▶ [Qué se pide] Continúa el texto sobre el proyecto de ventilación para pacientes con COVID-19 a partir de su última oración.

▶ [Texto para revisar]
--
El estudiante de la carrera de Ingeniería Civil -que se dicta en la Facultad de Ciencias Exactas y Tecnología (FACET) de la UNT- Andrés Osatinsky, formó parte de un grupo interdisciplinario en el que desarrollaron un proyecto innovador para sumar alternativas de ventilación para pacientes moderados y severos con COVID-19.

El modelo, que ya fue probado con éxito en el Hospital Padilla, empezará a implementarse como un posible escalón ventilatorio, no invasivo, para evitar -en muchos casos- el uso del respirador mecánico.

El equipo estuvo compuesto por la Dra. Gabriela Apfelbaum (fisiatra), Luis Rocha (ingeniero y director general de Gestión de Tecnología Médica), Eduardo Guillén (ingeniero biomédico y docente de la cátedra Circuitos Eléctricos II) y el Dr. Jorge Alba, junto a los participó Osatinsky.
--
▶ [Material proporcionado]
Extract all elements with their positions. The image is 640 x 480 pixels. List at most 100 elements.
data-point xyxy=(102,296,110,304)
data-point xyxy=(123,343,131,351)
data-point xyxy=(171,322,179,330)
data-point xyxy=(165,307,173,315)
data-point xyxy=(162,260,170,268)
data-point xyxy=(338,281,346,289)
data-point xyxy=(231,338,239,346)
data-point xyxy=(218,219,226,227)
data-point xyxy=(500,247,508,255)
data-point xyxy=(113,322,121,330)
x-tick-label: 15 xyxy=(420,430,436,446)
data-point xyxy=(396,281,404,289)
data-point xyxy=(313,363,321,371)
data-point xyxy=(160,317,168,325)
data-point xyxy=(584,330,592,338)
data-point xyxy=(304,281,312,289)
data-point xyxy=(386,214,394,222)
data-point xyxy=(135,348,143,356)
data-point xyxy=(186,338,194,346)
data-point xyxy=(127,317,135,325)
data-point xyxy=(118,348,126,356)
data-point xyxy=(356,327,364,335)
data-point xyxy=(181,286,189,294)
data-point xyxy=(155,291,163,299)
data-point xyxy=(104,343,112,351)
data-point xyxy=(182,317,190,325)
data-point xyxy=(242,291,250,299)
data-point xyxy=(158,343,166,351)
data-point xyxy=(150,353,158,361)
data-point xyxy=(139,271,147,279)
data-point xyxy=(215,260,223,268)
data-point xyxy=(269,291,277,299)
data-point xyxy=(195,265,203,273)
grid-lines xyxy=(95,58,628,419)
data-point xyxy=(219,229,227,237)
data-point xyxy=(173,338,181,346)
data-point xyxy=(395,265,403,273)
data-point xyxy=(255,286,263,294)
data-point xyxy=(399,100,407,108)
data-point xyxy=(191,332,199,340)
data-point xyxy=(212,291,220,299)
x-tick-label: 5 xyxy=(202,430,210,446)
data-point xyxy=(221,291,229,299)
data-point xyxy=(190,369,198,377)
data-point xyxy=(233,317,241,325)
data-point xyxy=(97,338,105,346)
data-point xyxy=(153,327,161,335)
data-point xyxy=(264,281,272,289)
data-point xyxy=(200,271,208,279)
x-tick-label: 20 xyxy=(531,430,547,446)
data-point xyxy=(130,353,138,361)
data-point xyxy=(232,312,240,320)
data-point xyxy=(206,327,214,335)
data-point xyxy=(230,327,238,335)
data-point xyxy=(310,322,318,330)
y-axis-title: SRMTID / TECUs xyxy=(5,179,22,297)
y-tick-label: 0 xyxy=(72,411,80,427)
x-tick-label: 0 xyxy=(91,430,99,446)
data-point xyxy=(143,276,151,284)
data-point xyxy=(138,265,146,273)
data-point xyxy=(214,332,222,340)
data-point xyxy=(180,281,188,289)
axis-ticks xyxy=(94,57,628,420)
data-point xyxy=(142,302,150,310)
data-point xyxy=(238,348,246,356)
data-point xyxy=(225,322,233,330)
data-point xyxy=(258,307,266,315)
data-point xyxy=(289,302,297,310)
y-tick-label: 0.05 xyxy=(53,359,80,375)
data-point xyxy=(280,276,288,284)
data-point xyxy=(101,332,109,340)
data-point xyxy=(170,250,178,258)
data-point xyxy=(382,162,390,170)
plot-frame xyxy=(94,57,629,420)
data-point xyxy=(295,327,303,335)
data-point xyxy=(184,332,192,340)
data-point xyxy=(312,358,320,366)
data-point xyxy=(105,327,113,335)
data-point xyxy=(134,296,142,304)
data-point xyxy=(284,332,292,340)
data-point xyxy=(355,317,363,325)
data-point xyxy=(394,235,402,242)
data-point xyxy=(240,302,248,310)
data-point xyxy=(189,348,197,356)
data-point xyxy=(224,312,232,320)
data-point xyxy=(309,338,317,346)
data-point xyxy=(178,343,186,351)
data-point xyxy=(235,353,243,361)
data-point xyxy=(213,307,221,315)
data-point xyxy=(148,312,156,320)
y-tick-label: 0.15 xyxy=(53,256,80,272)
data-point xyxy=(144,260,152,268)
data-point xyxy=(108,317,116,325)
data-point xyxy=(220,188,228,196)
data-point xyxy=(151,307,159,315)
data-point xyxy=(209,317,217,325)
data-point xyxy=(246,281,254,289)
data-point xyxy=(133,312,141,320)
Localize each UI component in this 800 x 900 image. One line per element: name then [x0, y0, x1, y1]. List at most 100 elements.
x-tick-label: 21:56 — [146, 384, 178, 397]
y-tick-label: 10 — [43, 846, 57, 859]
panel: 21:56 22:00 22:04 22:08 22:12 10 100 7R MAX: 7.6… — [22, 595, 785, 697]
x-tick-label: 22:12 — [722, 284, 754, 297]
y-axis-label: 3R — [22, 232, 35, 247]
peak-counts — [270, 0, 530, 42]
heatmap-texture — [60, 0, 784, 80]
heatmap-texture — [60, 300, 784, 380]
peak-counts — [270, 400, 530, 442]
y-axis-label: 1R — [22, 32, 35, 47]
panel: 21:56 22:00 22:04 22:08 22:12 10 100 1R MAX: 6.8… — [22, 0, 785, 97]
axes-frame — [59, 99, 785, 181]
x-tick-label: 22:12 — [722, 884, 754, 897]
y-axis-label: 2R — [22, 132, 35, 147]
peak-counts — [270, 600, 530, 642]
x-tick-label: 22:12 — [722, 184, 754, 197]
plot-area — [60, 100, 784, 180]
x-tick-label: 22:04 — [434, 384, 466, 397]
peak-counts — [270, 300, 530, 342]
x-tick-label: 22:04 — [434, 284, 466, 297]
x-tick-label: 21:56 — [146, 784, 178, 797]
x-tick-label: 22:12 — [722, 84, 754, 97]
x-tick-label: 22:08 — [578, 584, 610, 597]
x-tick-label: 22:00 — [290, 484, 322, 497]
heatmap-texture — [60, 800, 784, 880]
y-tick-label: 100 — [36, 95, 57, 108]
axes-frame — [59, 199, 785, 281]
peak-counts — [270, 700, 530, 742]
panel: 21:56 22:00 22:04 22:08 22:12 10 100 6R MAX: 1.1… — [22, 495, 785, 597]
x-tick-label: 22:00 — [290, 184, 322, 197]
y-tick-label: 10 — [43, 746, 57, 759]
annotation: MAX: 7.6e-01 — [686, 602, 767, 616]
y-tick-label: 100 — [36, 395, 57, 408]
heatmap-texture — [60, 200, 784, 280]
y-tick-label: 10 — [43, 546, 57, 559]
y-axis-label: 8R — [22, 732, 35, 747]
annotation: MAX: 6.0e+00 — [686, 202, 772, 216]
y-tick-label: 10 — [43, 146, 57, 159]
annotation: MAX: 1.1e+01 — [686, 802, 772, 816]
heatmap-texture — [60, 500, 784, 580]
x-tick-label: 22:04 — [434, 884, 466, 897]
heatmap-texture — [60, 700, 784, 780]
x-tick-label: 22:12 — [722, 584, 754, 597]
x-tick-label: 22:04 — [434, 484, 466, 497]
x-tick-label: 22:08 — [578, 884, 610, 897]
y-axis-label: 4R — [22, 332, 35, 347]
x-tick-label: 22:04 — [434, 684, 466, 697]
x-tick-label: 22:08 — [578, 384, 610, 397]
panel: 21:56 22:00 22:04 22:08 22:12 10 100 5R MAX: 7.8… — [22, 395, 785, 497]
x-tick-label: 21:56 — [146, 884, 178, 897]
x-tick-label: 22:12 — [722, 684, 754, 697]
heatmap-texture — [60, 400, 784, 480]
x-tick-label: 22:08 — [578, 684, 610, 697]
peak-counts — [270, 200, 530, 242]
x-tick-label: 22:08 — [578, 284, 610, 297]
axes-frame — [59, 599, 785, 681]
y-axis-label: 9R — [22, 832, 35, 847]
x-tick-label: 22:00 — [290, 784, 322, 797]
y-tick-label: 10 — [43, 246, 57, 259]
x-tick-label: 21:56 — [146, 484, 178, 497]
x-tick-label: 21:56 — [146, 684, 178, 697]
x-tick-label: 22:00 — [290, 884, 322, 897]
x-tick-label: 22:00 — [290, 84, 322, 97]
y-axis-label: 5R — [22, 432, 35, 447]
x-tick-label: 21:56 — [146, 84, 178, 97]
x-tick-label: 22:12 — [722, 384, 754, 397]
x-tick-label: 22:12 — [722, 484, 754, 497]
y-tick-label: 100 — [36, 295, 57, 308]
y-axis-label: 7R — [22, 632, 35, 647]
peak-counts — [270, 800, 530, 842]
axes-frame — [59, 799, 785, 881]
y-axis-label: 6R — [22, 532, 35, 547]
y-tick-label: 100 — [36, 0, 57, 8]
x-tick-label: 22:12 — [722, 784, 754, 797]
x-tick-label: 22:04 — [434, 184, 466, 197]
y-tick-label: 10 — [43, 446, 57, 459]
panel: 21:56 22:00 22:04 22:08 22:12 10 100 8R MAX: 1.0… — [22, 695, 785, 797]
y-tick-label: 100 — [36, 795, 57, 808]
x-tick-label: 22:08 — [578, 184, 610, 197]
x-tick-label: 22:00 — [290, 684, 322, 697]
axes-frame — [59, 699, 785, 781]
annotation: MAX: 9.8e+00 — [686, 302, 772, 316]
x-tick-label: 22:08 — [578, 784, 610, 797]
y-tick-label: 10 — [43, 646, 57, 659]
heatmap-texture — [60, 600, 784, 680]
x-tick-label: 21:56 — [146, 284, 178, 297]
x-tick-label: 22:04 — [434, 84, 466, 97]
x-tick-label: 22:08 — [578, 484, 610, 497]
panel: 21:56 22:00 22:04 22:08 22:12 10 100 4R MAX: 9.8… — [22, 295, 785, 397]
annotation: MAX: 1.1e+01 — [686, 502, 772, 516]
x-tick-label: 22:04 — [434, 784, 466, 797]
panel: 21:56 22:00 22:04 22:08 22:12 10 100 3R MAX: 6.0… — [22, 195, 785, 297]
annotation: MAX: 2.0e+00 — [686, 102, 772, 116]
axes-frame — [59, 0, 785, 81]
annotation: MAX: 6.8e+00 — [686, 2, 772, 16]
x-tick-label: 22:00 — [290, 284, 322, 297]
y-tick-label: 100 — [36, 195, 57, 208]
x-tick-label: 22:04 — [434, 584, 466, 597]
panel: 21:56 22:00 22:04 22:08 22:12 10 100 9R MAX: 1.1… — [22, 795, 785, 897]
--
▶ [Problema resuelto]
El método consiste en la instalación de válvulas en máscaras de snorkel para facilitar la ventilación en el paciente. Mediante presiones positivas, durante el ciclo respiratorio, se mejora el intercambio de oxígeno pulmonar al lograr una mayor apertura de los alvéolos pulmonares. 

"Yo me dediqué a la parte del diseño de la válvula que va conectada a la máscara de snorkel. Adapté un modelo que se usó en Italia a las máscaras que se comercializan en nuestro país. Hicimos algunas mejoras y refuerzos para lograr el encaje perfecto, ya que al ser un tema de ventilación con flujos y presiones específicas, requiere un sellado adecuado", describió Osatinsky.

Actualmente trabaja con el equipo de médicos e ingenieros para adaptar algunos sensores para medir distintos parámetros de utilidad durante el tratamiento y para dotar a los servicios asistenciales de todos los accesorios que requiere el kit completo de ventilación.

"Pude hacer este aporte por saber manejar Autocad, que lo aprendí en la Facultad, y luego modelarlo para la impresión 3D", finalizó en una entrevista concedida al área de Comunicación de la FACET.